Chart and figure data
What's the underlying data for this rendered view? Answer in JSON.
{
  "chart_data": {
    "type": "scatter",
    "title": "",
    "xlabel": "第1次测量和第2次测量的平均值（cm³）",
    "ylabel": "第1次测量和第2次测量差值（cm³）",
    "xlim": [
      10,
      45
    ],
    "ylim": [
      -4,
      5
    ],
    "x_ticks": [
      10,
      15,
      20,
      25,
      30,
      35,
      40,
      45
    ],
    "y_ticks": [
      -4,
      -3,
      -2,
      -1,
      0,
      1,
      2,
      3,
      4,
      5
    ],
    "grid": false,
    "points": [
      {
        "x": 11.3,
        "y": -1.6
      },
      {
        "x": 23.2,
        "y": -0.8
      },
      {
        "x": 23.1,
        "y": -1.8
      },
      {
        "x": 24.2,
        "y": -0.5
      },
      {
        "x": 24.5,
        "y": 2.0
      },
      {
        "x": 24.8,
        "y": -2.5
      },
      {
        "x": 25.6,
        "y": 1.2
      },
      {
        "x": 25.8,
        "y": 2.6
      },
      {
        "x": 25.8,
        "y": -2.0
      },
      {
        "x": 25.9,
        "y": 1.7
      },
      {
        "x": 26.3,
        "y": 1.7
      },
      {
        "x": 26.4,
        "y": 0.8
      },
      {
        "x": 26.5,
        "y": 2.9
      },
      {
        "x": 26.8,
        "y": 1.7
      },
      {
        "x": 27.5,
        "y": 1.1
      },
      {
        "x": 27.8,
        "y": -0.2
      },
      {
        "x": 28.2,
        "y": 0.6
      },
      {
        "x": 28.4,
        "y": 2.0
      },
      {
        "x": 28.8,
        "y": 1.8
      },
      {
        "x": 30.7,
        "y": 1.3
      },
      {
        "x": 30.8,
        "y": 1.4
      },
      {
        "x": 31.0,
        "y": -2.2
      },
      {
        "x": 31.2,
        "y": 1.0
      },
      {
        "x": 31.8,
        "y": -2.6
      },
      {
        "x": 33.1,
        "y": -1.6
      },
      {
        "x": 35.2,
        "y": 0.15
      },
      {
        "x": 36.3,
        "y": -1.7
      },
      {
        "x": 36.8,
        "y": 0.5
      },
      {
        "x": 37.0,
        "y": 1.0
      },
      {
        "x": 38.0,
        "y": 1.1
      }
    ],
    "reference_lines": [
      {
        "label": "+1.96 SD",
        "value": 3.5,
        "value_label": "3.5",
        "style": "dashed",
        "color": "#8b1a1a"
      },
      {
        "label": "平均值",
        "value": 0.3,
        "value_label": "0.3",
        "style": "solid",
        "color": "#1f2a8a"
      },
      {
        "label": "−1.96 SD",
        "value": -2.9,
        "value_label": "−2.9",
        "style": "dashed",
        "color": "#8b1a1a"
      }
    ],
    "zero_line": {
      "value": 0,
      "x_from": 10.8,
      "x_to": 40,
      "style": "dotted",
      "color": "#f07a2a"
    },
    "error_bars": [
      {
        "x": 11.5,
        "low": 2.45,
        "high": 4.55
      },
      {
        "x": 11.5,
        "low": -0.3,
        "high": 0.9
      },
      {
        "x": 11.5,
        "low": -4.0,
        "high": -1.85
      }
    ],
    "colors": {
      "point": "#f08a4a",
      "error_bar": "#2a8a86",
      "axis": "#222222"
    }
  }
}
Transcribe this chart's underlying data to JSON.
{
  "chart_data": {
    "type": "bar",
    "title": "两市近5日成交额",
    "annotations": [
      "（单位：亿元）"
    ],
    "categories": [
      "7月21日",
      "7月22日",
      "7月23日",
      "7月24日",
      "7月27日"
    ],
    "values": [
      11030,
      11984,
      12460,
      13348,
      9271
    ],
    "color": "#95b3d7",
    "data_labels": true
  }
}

**WHAT YOU ARE ASKED TO DO:** In the entries above, find the lines containing the word "this" and say how many there are, with no other words.

**ANSWER IN FULL:** 2